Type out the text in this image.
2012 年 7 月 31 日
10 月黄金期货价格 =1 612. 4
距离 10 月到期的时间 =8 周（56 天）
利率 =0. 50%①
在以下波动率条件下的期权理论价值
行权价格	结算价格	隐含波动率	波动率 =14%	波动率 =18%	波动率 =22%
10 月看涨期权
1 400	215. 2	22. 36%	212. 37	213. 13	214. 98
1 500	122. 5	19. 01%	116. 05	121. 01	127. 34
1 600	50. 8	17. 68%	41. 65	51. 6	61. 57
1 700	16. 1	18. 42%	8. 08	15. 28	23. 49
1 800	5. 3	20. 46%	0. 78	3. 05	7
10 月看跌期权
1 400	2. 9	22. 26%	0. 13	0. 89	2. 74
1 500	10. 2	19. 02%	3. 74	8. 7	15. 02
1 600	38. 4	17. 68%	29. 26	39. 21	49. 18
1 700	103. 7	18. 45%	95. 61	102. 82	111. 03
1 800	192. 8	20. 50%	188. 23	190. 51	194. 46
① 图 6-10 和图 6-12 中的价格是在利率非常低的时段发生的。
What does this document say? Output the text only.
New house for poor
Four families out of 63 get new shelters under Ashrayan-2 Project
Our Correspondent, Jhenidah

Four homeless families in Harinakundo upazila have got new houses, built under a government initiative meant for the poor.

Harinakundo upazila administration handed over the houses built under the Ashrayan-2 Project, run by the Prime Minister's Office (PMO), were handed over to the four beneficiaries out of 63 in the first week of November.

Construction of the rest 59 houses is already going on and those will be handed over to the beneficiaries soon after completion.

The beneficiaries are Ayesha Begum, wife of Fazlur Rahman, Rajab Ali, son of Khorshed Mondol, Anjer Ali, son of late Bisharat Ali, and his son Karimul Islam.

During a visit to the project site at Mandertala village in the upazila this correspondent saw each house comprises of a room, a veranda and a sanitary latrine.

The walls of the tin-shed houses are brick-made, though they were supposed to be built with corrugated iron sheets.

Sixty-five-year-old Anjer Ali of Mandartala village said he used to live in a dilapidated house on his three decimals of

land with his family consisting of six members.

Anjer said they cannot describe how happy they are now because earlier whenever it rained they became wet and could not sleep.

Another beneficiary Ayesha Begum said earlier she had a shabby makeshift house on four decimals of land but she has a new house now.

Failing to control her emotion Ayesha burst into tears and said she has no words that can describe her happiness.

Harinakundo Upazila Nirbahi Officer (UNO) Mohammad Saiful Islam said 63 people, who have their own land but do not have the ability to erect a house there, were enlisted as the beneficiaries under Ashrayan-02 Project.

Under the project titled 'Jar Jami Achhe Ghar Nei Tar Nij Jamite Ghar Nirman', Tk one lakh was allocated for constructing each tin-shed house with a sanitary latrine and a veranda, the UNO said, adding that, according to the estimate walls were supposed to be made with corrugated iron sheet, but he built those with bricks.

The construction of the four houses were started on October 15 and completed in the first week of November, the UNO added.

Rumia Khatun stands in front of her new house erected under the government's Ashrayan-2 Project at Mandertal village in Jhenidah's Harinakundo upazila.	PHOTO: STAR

--*--

All of the entries above should be written out again exactly.

Result below =>
Type out the text in this image.
2012 年 7 月 31 日
10 月黄金期货价格 =1 612. 4
距离 10 月到期的时间 =8 周（56 天）
利率 =0. 50%①
在以下波动率条件下的期权理论价值
行权价格	结算价格	隐含波动率	波动率 =14%	波动率 =18%	波动率 =22%
10 月看涨期权
1 400	215. 2	22. 36%	212. 37	213. 13	214. 98
1 500	122. 5	19. 01%	116. 05	121. 01	127. 34
1 600	50. 8	17. 68%	41. 65	51. 6	61. 57
1 700	16. 1	18. 42%	8. 08	15. 28	23. 49
1 800	5. 3	20. 46%	0. 78	3. 05	7
10 月看跌期权
1 400	2. 9	22. 26%	0. 13	0. 89	2. 74
1 500	10. 2	19. 02%	3. 74	8. 7	15. 02
1 600	38. 4	17. 68%	29. 26	39. 21	49. 18
1 700	103. 7	18. 45%	95. 61	102. 82	111. 03
1 800	192. 8	20. 50%	188. 23	190. 51	194. 46
① 图 6-10 和图 6-12 中的价格是在利率非常低的时段发生的。
What does this document say? Output the text only.
New house for poor
Four families out of 63 get new shelters under Ashrayan-2 Project
Our Correspondent, Jhenidah

Four homeless families in Harinakundo upazila have got new houses, built under a government initiative meant for the poor.

Harinakundo upazila administration handed over the houses built under the Ashrayan-2 Project, run by the Prime Minister's Office (PMO), were handed over to the four beneficiaries out of 63 in the first week of November.

Construction of the rest 59 houses is already going on and those will be handed over to the beneficiaries soon after completion.

The beneficiaries are Ayesha Begum, wife of Fazlur Rahman, Rajab Ali, son of Khorshed Mondol, Anjer Ali, son of late Bisharat Ali, and his son Karimul Islam.

During a visit to the project site at Mandertala village in the upazila this correspondent saw each house comprises of a room, a veranda and a sanitary latrine.

The walls of the tin-shed houses are brick-made, though they were supposed to be built with corrugated iron sheets.

Sixty-five-year-old Anjer Ali of Mandartala village said he used to live in a dilapidated house on his three decimals of

land with his family consisting of six members.

Anjer said they cannot describe how happy they are now because earlier whenever it rained they became wet and could not sleep.

Another beneficiary Ayesha Begum said earlier she had a shabby makeshift house on four decimals of land but she has a new house now.

Failing to control her emotion Ayesha burst into tears and said she has no words that can describe her happiness.

Harinakundo Upazila Nirbahi Officer (UNO) Mohammad Saiful Islam said 63 people, who have their own land but do not have the ability to erect a house there, were enlisted as the beneficiaries under Ashrayan-02 Project.

Under the project titled 'Jar Jami Achhe Ghar Nei Tar Nij Jamite Ghar Nirman', Tk one lakh was allocated for constructing each tin-shed house with a sanitary latrine and a veranda, the UNO said, adding that, according to the estimate walls were supposed to be made with corrugated iron sheet, but he built those with bricks.

The construction of the four houses were started on October 15 and completed in the first week of November, the UNO added.

Rumia Khatun stands in front of her new house erected under the government's Ashrayan-2 Project at Mandertal village in Jhenidah's Harinakundo upazila.	PHOTO: STAR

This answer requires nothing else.